- [TASK TO COMPLETE]: Transcribe every line exactly. Leave the pictures behind.

★ ★ ★

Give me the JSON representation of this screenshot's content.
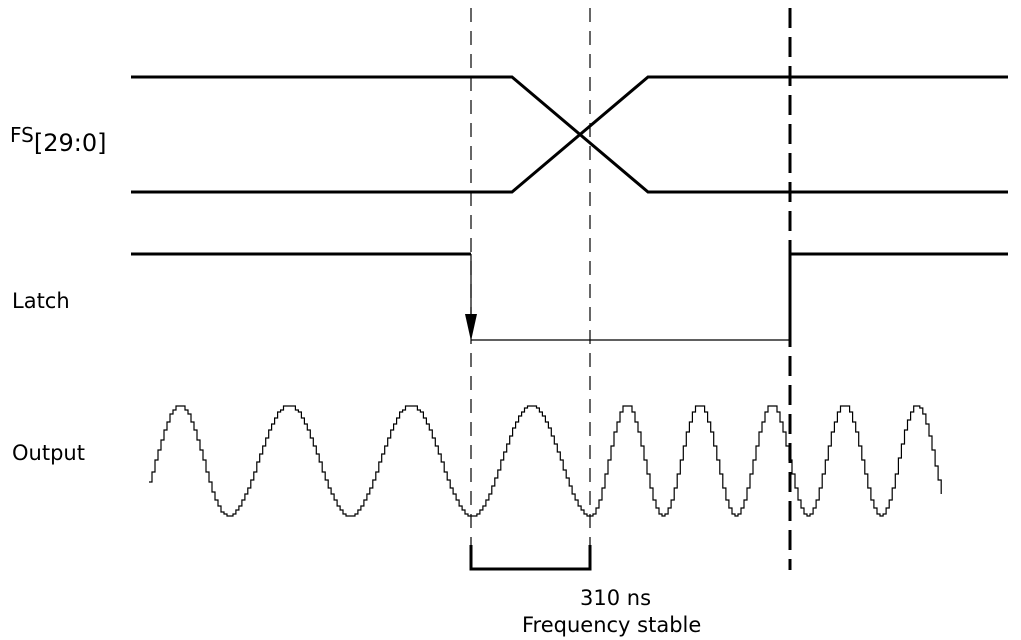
{
  "signals": {
    "fs_name": "FS",
    "fs_bus": "[29:0]",
    "latch": "Latch",
    "output": "Output"
  },
  "annotations": {
    "duration": "310 ns",
    "caption": "Frequency stable"
  }
}
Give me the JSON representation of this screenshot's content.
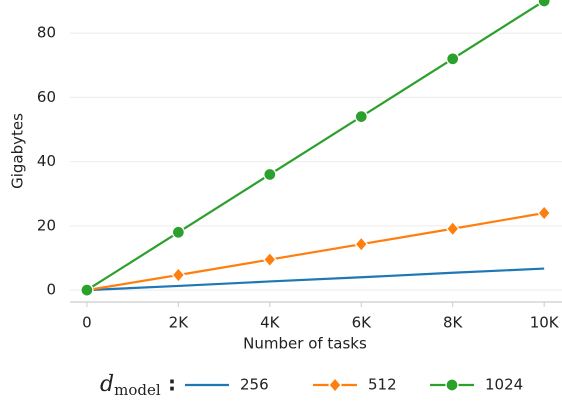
{
  "chart_data": {
    "type": "line",
    "x_label": "Number of tasks",
    "y_label": "Gigabytes",
    "x": [
      0,
      2000,
      4000,
      6000,
      8000,
      10000
    ],
    "series": [
      {
        "name": "256",
        "color": "#1f77b4",
        "marker": "none",
        "values": [
          0,
          1.3,
          2.7,
          4.0,
          5.4,
          6.7
        ]
      },
      {
        "name": "512",
        "color": "#ff7f0e",
        "marker": "diamond",
        "values": [
          0,
          4.7,
          9.5,
          14.3,
          19.1,
          24
        ]
      },
      {
        "name": "1024",
        "color": "#2ca02c",
        "marker": "circle",
        "values": [
          0,
          18,
          36,
          54,
          72,
          90
        ]
      }
    ],
    "xlim": [
      -370,
      10390
    ],
    "ylim": [
      -3.7,
      90.3
    ],
    "xticks": [
      0,
      {
        "value": 2000,
        "label": "2K"
      },
      {
        "value": 4000,
        "label": "4K"
      },
      {
        "value": 6000,
        "label": "6K"
      },
      {
        "value": 8000,
        "label": "8K"
      },
      {
        "value": 10000,
        "label": "10K"
      }
    ],
    "yticks": [
      0,
      20,
      40,
      60,
      80
    ],
    "grid": true,
    "legend": {
      "position": "bottom",
      "title": {
        "symbol": "d",
        "subscript": "model"
      }
    }
  }
}
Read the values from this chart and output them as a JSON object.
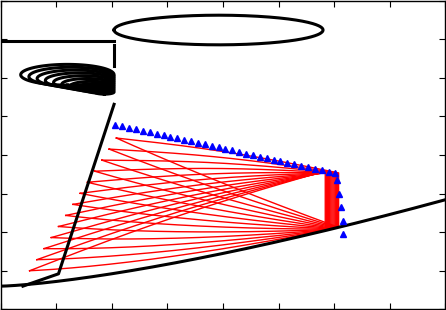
{
  "figsize": [
    4.46,
    3.1
  ],
  "dpi": 100,
  "lw_black": 2.2,
  "lw_red": 1.0,
  "blue_markersize": 4.5,
  "n_red": 13,
  "n_ticks": 9
}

★ ★ ★

- [SOLUTION BELOW]:
Give me the JSON representation of this screenshot's content.
{
  "signals": {
    "fs_name": "FS",
    "fs_bus": "[29:0]",
    "latch": "Latch",
    "output": "Output"
  },
  "annotations": {
    "duration": "310 ns",
    "caption": "Frequency stable"
  }
}
Give me the JSON representation of this screenshot's content.
{
  "chart_data": {
    "type": "line",
    "x_label": "Number of tasks",
    "y_label": "Gigabytes",
    "x": [
      0,
      2000,
      4000,
      6000,
      8000,
      10000
    ],
    "series": [
      {
        "name": "256",
        "color": "#1f77b4",
        "marker": "none",
        "values": [
          0,
          1.3,
          2.7,
          4.0,
          5.4,
          6.7
        ]
      },
      {
        "name": "512",
        "color": "#ff7f0e",
        "marker": "diamond",
        "values": [
          0,
          4.7,
          9.5,
          14.3,
          19.1,
          24
        ]
      },
      {
        "name": "1024",
        "color": "#2ca02c",
        "marker": "circle",
        "values": [
          0,
          18,
          36,
          54,
          72,
          90
        ]
      }
    ],
    "xlim": [
      -370,
      10390
    ],
    "ylim": [
      -3.7,
      90.3
    ],
    "xticks": [
      0,
      {
        "value": 2000,
        "label": "2K"
      },
      {
        "value": 4000,
        "label": "4K"
      },
      {
        "value": 6000,
        "label": "6K"
      },
      {
        "value": 8000,
        "label": "8K"
      },
      {
        "value": 10000,
        "label": "10K"
      }
    ],
    "yticks": [
      0,
      20,
      40,
      60,
      80
    ],
    "grid": true,
    "legend": {
      "position": "bottom",
      "title": {
        "symbol": "d",
        "subscript": "model"
      }
    }
  }
}
Read the values from this chart and output them as a JSON object.
{
  "figsize": [
    4.46,
    3.1
  ],
  "dpi": 100,
  "lw_black": 2.2,
  "lw_red": 1.0,
  "blue_markersize": 4.5,
  "n_red": 13,
  "n_ticks": 9
}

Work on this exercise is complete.